### SUPPLIED RECORDS
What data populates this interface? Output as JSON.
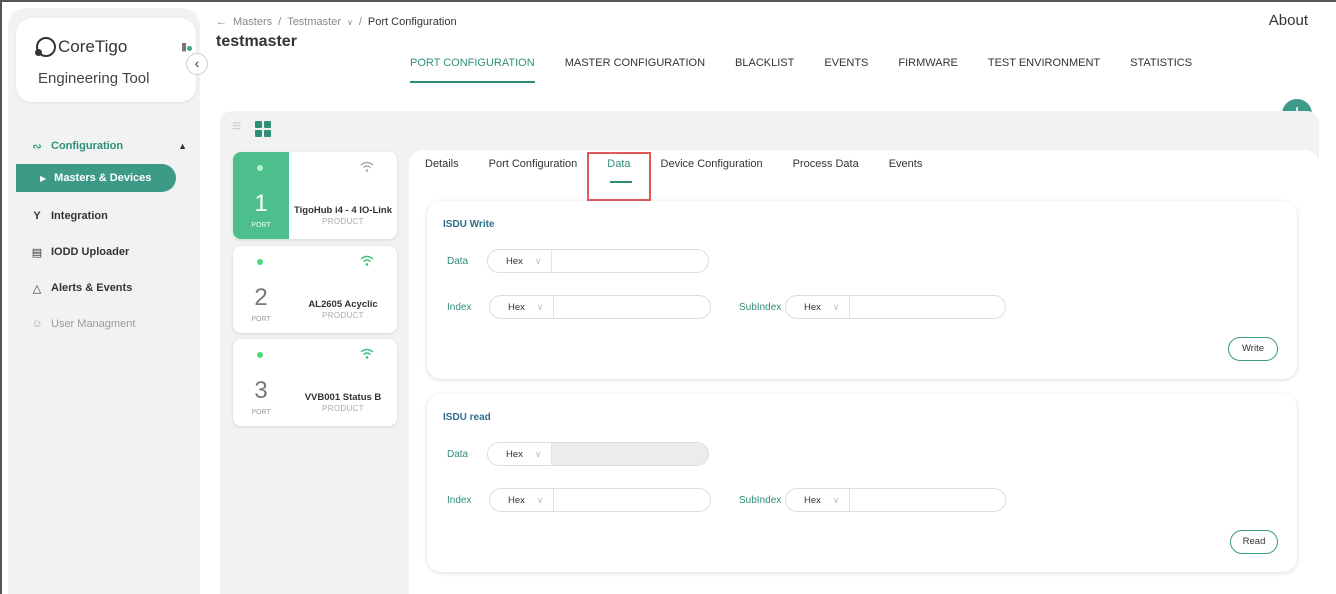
{
  "app": {
    "brand": "CoreTigo",
    "subtitle": "Engineering Tool",
    "about": "About"
  },
  "sidebar": {
    "section_label": "Configuration",
    "active_item": "Masters & Devices",
    "items": [
      {
        "label": "Integration",
        "icon": "integration-icon"
      },
      {
        "label": "IODD Uploader",
        "icon": "document-icon"
      },
      {
        "label": "Alerts & Events",
        "icon": "warning-icon"
      },
      {
        "label": "User Managment",
        "icon": "users-icon"
      }
    ]
  },
  "header": {
    "breadcrumb": [
      "Masters",
      "Testmaster",
      "Port Configuration"
    ],
    "title": "testmaster",
    "tabs": [
      "PORT CONFIGURATION",
      "MASTER CONFIGURATION",
      "BLACKLIST",
      "EVENTS",
      "FIRMWARE",
      "TEST ENVIRONMENT",
      "STATISTICS"
    ],
    "active_tab": "PORT CONFIGURATION"
  },
  "ports": [
    {
      "number": "1",
      "label": "PORT",
      "name": "TigoHub i4 - 4 IO-Link",
      "type": "PRODUCT"
    },
    {
      "number": "2",
      "label": "PORT",
      "name": "AL2605 Acyclic",
      "type": "PRODUCT"
    },
    {
      "number": "3",
      "label": "PORT",
      "name": "VVB001 Status B",
      "type": "PRODUCT"
    }
  ],
  "sub_tabs": [
    "Details",
    "Port Configuration",
    "Data",
    "Device Configuration",
    "Process Data",
    "Events"
  ],
  "active_sub_tab": "Data",
  "isdu_write": {
    "title": "ISDU Write",
    "data_label": "Data",
    "index_label": "Index",
    "subindex_label": "SubIndex",
    "format": "Hex",
    "button": "Write"
  },
  "isdu_read": {
    "title": "ISDU read",
    "data_label": "Data",
    "index_label": "Index",
    "subindex_label": "SubIndex",
    "format": "Hex",
    "button": "Read"
  },
  "colors": {
    "accent": "#2e8f78",
    "active_port": "#4cbf8d",
    "highlight": "#e05a5a"
  }
}
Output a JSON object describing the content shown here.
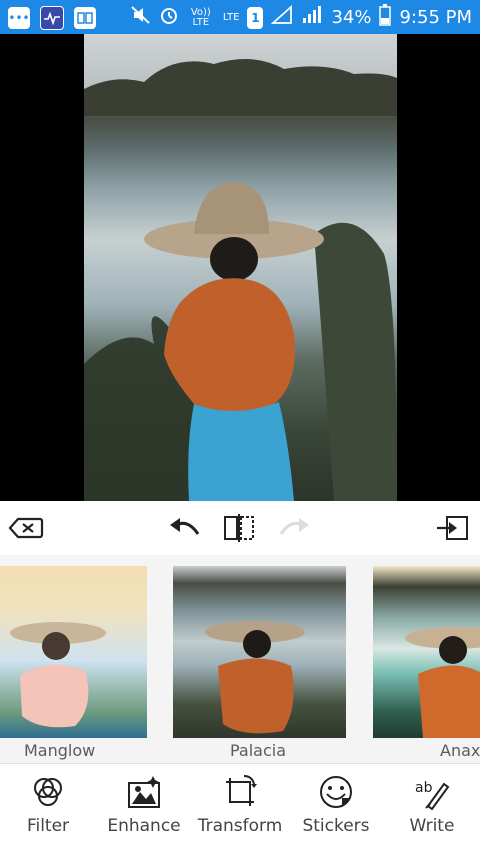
{
  "status_bar": {
    "volte_label": "Vo)) LTE",
    "lte_label": "LTE",
    "sim_label": "1",
    "battery": "34%",
    "time": "9:55 PM"
  },
  "filters": [
    {
      "label": "Manglow"
    },
    {
      "label": "Palacia"
    },
    {
      "label": "Anax"
    }
  ],
  "tabs": [
    {
      "label": "Filter",
      "icon": "filter-icon"
    },
    {
      "label": "Enhance",
      "icon": "enhance-icon"
    },
    {
      "label": "Transform",
      "icon": "transform-icon"
    },
    {
      "label": "Stickers",
      "icon": "sticker-icon"
    },
    {
      "label": "Write",
      "icon": "write-icon"
    }
  ],
  "colors": {
    "status_bar": "#1e88e5",
    "toolbar": "#ffffff",
    "filter_strip": "#f4f4f4"
  }
}
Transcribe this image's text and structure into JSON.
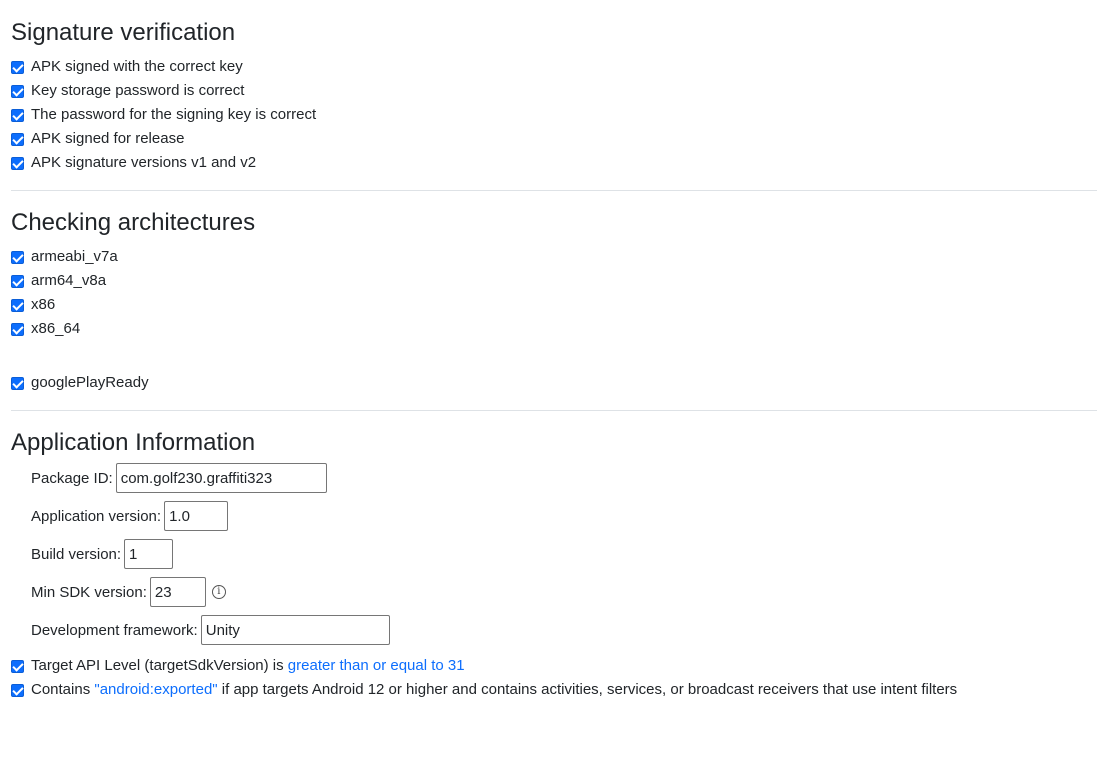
{
  "signature": {
    "title": "Signature verification",
    "items": [
      "APK signed with the correct key",
      "Key storage password is correct",
      "The password for the signing key is correct",
      "APK signed for release",
      "APK signature versions v1 and v2"
    ]
  },
  "architectures": {
    "title": "Checking architectures",
    "items": [
      "armeabi_v7a",
      "arm64_v8a",
      "x86",
      "x86_64"
    ],
    "google_play_ready": "googlePlayReady"
  },
  "app_info": {
    "title": "Application Information",
    "package_id": {
      "label": "Package ID:",
      "value": "com.golf230.graffiti323"
    },
    "app_version": {
      "label": "Application version:",
      "value": "1.0"
    },
    "build_version": {
      "label": "Build version:",
      "value": "1"
    },
    "min_sdk": {
      "label": "Min SDK version:",
      "value": "23",
      "info_icon": "info-icon"
    },
    "framework": {
      "label": "Development framework:",
      "value": "Unity"
    },
    "target_api": {
      "prefix": "Target API Level (targetSdkVersion) is ",
      "link": "greater than or equal to 31"
    },
    "exported": {
      "prefix": "Contains ",
      "link": "\"android:exported\"",
      "suffix": " if app targets Android 12 or higher and contains activities, services, or broadcast receivers that use intent filters"
    }
  },
  "colors": {
    "accent": "#0d6efd",
    "text": "#212529",
    "divider": "#dee2e6"
  }
}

### EXERCISE DESCRIPTION
Find the lines containing "framework" and list every one of them.

### WRITTEN SOLUTION
    "framework": {
      "label": "Development framework:",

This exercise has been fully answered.